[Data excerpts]
• • •

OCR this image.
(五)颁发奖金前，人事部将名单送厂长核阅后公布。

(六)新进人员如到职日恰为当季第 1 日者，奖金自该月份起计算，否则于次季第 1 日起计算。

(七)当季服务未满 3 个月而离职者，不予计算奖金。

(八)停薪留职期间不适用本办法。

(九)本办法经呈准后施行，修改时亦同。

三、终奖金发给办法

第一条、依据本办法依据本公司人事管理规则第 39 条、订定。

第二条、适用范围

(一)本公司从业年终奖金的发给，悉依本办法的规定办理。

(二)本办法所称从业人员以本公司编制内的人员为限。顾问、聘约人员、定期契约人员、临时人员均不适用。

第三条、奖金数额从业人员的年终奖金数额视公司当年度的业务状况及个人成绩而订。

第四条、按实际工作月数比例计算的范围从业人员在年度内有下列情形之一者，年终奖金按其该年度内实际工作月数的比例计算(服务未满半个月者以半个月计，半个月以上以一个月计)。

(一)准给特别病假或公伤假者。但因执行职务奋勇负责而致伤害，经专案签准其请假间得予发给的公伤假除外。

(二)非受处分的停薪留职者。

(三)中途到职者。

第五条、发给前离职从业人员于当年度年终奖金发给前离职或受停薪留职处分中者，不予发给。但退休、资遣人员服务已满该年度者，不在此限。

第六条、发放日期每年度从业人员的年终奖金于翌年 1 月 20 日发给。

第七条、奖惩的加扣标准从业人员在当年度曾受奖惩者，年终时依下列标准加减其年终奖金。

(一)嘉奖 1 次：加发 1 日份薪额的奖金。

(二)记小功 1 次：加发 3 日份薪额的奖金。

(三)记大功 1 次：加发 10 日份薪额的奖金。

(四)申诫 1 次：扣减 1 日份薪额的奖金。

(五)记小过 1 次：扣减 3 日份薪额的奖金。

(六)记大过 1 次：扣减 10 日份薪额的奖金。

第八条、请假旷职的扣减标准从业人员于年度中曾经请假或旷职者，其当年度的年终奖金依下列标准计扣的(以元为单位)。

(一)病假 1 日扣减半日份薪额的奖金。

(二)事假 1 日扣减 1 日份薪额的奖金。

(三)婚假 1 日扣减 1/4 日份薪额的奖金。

• • •

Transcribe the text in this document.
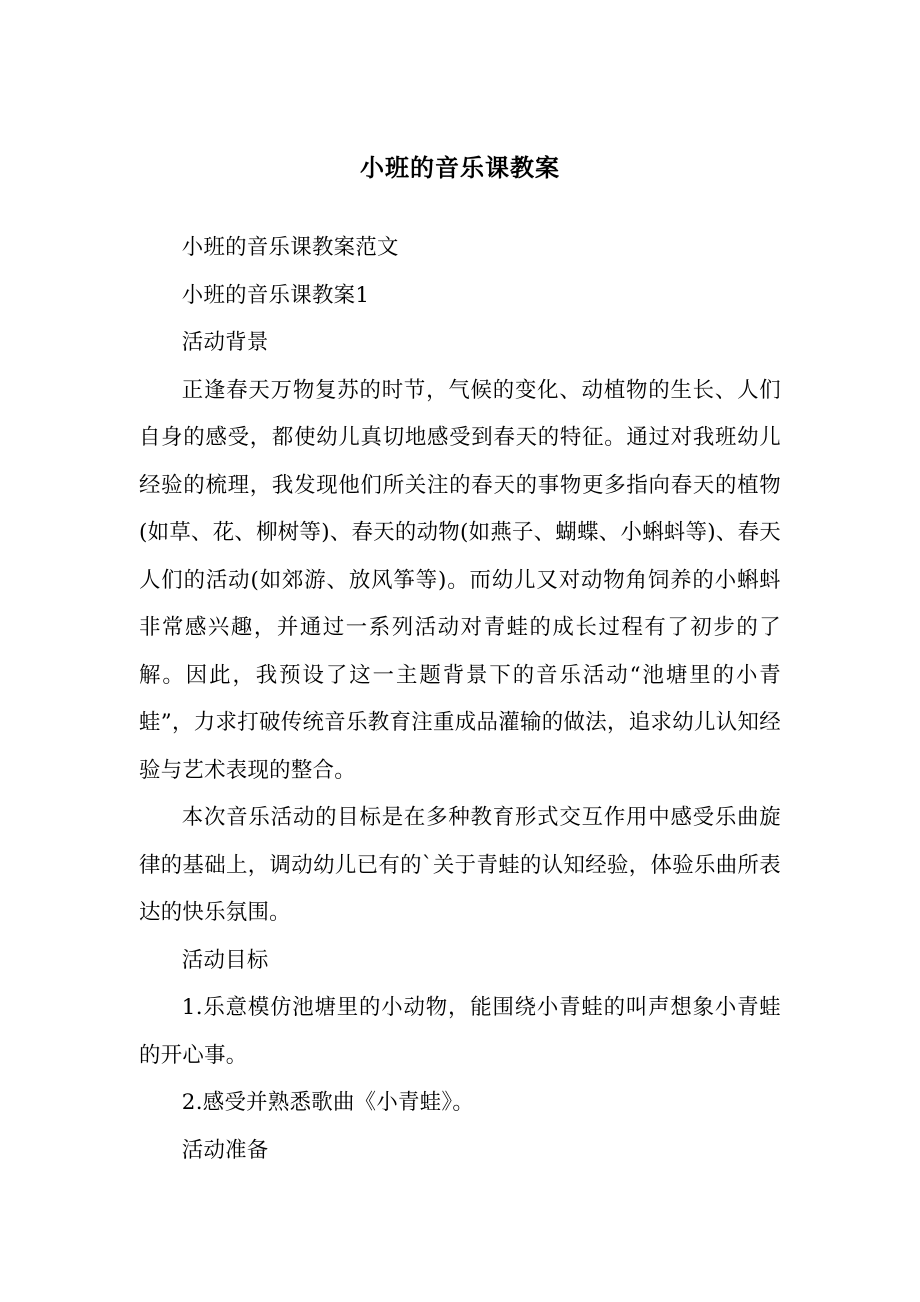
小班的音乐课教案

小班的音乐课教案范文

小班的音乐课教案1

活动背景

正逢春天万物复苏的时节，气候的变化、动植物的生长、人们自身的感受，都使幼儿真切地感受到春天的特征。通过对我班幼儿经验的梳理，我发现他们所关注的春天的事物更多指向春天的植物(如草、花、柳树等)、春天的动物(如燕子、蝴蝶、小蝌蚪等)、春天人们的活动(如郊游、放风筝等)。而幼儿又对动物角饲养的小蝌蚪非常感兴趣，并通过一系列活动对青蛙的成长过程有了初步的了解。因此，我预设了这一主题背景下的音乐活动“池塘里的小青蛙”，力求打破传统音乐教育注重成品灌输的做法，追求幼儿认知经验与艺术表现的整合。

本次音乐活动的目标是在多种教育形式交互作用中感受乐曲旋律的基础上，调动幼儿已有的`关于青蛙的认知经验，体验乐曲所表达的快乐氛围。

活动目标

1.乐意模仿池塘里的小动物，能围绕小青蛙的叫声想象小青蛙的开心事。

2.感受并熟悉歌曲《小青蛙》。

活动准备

• • •

Reply with only the number of lines in the material above where the string "this" appears.

### Exercise response:
2